_DATA FOR PROCESSING_

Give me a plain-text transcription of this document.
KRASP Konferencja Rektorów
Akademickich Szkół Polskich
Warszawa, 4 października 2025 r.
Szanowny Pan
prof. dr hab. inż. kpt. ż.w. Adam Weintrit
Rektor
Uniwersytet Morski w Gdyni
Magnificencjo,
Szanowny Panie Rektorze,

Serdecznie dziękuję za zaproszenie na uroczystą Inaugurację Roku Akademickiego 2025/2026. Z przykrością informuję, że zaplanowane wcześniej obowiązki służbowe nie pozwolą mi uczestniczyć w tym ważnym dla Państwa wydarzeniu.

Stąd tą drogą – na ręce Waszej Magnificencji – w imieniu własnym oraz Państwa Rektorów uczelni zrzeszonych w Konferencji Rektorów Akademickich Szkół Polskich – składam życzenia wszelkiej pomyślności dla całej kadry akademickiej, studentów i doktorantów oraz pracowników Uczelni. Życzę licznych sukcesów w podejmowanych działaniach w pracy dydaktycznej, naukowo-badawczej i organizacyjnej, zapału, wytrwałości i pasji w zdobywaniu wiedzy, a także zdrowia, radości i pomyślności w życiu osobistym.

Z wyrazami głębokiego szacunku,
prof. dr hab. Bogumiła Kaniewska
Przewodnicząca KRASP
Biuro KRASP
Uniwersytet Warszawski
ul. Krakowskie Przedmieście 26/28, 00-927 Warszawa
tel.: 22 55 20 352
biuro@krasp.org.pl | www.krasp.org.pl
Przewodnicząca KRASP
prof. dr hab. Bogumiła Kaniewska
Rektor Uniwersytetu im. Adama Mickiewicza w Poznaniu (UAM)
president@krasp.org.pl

_PROBLEM DESCRIPTION_
All the data must be duplicated exactly, with nothing added or removed.

_RESULT FOR THIS EXERCISE_
Give me a plain-text transcription of this document.
KRASP Konferencja Rektorów
Akademickich Szkół Polskich
Warszawa, 4 października 2025 r.
Szanowny Pan
prof. dr hab. inż. kpt. ż.w. Adam Weintrit
Rektor
Uniwersytet Morski w Gdyni
Magnificencjo,
Szanowny Panie Rektorze,

Serdecznie dziękuję za zaproszenie na uroczystą Inaugurację Roku Akademickiego 2025/2026. Z przykrością informuję, że zaplanowane wcześniej obowiązki służbowe nie pozwolą mi uczestniczyć w tym ważnym dla Państwa wydarzeniu.

Stąd tą drogą – na ręce Waszej Magnificencji – w imieniu własnym oraz Państwa Rektorów uczelni zrzeszonych w Konferencji Rektorów Akademickich Szkół Polskich – składam życzenia wszelkiej pomyślności dla całej kadry akademickiej, studentów i doktorantów oraz pracowników Uczelni. Życzę licznych sukcesów w podejmowanych działaniach w pracy dydaktycznej, naukowo-badawczej i organizacyjnej, zapału, wytrwałości i pasji w zdobywaniu wiedzy, a także zdrowia, radości i pomyślności w życiu osobistym.

Z wyrazami głębokiego szacunku,
prof. dr hab. Bogumiła Kaniewska
Przewodnicząca KRASP
Biuro KRASP
Uniwersytet Warszawski
ul. Krakowskie Przedmieście 26/28, 00-927 Warszawa
tel.: 22 55 20 352
biuro@krasp.org.pl | www.krasp.org.pl
Przewodnicząca KRASP
prof. dr hab. Bogumiła Kaniewska
Rektor Uniwersytetu im. Adama Mickiewicza w Poznaniu (UAM)
president@krasp.org.pl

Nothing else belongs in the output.